→ **WHAT NEEDS TO BE DONE**: Copy word for word the passage of the lesson observation below, starting at "The students entered" and ending at "on OWL chart.".

→ **SELECTED EXTRACT**:

§

Teacher Candidate for Science Endorsement: _____Catherine Chaviano____________

Exemplary Teacher Initials: _______________________________________________

School: __Mount Bethel Elementary School____ Grade: ___2_______________

Lesson Topic: ____Stars – The sun appears to be the brightest but is not___________

Write a brief summary of your experiences observing this lesson, addressing the
following questions:

 In your opinion, what went well? What could be tweaked/improved? (Cite specific
examples. You can note specific things such as differentiation if it occurred, use
of technology, inquiry-based, etc).

The students entered the classroom and the teacher had images from Google Sky on
the smart board to engage them. She did not tell them what they were looking at
and asked them to speculate. The students guessed correctly that they were looking
at stars. They then took a few moments to explore different galaxies.

The teacher asked to students to think of questions they had about stars (different
from other observation when inquiry was teacher directed) and observations they
had made. The students wrote their questions on post it notes. The teacher then
talked about the attributes used to describe stars, and they shared and labeled each
post it by attribute type while posting on OWL chart.

§

→ **DATA**:

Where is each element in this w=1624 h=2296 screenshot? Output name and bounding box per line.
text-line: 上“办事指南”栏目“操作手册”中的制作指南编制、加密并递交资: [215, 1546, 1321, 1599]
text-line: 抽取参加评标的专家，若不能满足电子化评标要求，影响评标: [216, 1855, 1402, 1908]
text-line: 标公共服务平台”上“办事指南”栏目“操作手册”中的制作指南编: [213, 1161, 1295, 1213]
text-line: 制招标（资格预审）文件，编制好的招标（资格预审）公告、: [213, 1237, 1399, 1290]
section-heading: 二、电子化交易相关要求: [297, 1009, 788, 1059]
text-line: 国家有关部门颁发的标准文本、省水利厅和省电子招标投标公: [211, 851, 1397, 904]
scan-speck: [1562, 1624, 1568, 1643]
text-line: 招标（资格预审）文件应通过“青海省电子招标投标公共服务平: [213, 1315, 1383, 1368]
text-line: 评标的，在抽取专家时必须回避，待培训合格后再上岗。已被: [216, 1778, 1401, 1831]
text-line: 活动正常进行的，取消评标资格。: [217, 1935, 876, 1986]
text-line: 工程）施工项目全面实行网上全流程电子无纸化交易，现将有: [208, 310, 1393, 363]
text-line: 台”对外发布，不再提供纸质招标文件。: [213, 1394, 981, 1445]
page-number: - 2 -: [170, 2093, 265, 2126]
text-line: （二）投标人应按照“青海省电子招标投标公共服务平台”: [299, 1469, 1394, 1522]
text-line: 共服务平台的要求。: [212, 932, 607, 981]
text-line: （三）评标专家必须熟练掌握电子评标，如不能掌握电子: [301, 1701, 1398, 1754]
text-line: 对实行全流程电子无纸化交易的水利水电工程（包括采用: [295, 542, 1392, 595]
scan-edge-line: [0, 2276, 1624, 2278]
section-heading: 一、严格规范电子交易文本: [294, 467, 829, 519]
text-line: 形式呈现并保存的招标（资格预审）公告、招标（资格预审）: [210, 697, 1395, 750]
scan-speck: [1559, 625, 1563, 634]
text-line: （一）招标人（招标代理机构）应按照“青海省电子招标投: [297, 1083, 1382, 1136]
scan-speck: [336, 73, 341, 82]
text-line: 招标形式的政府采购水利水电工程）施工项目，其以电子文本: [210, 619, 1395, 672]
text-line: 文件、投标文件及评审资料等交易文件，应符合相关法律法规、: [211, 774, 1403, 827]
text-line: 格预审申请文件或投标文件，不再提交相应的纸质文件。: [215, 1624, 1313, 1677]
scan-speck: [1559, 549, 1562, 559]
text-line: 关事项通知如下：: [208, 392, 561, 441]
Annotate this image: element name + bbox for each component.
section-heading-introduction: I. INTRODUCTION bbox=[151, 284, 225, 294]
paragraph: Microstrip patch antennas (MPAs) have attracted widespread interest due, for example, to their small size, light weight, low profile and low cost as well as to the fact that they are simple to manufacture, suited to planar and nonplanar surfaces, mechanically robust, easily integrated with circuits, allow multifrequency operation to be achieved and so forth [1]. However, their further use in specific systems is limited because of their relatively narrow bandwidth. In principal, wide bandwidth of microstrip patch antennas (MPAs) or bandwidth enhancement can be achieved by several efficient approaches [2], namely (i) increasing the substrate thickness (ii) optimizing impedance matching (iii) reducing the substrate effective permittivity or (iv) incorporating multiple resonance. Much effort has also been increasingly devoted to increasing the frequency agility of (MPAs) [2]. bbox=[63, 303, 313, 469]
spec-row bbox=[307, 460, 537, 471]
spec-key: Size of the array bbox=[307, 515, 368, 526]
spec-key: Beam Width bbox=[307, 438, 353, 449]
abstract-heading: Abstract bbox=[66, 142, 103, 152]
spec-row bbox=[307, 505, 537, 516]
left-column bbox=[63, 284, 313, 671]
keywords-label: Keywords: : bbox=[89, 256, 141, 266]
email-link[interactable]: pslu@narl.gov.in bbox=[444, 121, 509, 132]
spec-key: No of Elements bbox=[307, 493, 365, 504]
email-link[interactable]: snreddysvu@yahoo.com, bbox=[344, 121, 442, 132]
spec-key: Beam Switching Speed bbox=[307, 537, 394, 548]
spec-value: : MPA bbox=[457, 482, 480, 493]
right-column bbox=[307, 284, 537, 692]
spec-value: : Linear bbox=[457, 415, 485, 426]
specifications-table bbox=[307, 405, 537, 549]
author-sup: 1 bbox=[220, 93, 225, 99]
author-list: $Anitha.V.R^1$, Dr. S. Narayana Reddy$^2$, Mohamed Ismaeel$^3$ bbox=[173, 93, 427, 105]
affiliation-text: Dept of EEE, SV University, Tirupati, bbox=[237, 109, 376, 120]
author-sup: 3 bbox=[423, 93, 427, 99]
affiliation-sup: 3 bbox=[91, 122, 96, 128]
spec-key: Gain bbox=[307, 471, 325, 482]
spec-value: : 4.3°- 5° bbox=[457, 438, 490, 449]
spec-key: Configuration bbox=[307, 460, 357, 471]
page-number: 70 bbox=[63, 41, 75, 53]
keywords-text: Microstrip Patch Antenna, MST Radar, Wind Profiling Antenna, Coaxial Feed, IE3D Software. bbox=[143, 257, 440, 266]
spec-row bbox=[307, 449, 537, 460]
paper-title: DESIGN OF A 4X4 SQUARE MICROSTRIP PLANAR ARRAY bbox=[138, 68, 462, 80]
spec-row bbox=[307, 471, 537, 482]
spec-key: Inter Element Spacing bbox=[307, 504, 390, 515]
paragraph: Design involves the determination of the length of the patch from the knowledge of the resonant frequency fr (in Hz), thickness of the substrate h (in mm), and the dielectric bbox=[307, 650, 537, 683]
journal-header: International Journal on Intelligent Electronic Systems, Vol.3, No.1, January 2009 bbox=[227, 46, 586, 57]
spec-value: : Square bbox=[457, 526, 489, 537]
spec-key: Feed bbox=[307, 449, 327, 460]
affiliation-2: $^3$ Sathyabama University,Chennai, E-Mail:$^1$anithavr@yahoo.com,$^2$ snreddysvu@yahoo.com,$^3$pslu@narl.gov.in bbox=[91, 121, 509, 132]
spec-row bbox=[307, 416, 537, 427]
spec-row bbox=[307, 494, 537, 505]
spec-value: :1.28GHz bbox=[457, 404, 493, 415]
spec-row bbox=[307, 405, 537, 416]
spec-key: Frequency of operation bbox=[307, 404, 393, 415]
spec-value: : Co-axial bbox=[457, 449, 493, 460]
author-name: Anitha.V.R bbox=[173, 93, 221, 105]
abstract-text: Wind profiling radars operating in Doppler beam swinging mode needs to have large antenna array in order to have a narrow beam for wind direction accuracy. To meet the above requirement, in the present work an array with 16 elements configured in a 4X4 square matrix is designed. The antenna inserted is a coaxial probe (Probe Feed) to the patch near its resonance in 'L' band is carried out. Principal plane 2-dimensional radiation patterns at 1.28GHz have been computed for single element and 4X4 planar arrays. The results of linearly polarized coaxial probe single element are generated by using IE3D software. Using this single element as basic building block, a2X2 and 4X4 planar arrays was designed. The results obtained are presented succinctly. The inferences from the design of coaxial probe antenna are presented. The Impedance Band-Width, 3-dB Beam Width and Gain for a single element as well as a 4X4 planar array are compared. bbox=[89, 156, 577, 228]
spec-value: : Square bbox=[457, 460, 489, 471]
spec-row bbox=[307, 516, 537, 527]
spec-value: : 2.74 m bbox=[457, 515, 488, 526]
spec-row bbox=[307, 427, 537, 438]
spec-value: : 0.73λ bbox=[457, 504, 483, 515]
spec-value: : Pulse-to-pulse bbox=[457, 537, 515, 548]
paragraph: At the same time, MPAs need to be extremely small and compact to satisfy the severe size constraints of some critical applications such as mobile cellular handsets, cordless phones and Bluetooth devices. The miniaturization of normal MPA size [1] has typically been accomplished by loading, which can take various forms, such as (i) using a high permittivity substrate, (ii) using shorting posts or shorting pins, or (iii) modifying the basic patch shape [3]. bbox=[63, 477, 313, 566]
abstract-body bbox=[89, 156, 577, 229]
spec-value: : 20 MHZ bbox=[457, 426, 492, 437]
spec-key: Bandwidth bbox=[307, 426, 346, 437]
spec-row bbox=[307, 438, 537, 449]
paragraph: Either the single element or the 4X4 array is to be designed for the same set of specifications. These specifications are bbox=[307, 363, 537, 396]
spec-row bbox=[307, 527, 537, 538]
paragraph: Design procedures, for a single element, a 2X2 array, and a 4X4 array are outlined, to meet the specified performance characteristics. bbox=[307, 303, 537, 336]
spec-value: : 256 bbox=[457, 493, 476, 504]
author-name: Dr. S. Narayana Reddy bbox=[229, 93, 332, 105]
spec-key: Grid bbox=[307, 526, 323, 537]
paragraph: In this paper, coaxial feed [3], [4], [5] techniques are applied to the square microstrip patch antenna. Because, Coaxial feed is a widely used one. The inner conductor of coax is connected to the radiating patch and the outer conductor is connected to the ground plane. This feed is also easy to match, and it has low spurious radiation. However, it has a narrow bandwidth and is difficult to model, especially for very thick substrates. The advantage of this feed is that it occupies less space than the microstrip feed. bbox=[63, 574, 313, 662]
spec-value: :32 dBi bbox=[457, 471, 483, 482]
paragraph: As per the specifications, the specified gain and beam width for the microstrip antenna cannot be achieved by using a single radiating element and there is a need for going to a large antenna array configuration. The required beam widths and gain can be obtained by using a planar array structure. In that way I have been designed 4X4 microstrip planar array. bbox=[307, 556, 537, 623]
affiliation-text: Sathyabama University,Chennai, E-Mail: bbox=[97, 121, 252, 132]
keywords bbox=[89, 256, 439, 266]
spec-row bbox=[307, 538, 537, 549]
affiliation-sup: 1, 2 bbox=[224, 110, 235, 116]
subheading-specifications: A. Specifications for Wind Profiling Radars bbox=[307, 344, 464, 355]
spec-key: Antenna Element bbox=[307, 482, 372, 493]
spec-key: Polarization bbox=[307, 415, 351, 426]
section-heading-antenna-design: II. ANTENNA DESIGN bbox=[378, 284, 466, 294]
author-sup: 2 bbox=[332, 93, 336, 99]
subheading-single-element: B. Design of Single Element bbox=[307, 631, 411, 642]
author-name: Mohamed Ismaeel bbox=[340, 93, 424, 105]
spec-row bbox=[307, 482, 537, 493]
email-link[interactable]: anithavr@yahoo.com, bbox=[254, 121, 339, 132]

§

→ **FINISHED TASK**:
The students entered the classroom and the teacher had images from Google Sky on
the smart board to engage them. She did not tell them what they were looking at
and asked them to speculate. The students guessed correctly that they were looking
at stars. They then took a few moments to explore different galaxies.

The teacher asked to students to think of questions they had about stars (different
from other observation when inquiry was teacher directed) and observations they
had made. The students wrote their questions on post it notes. The teacher then
talked about the attributes used to describe stars, and they shared and labeled each
post it by attribute type while posting on OWL chart.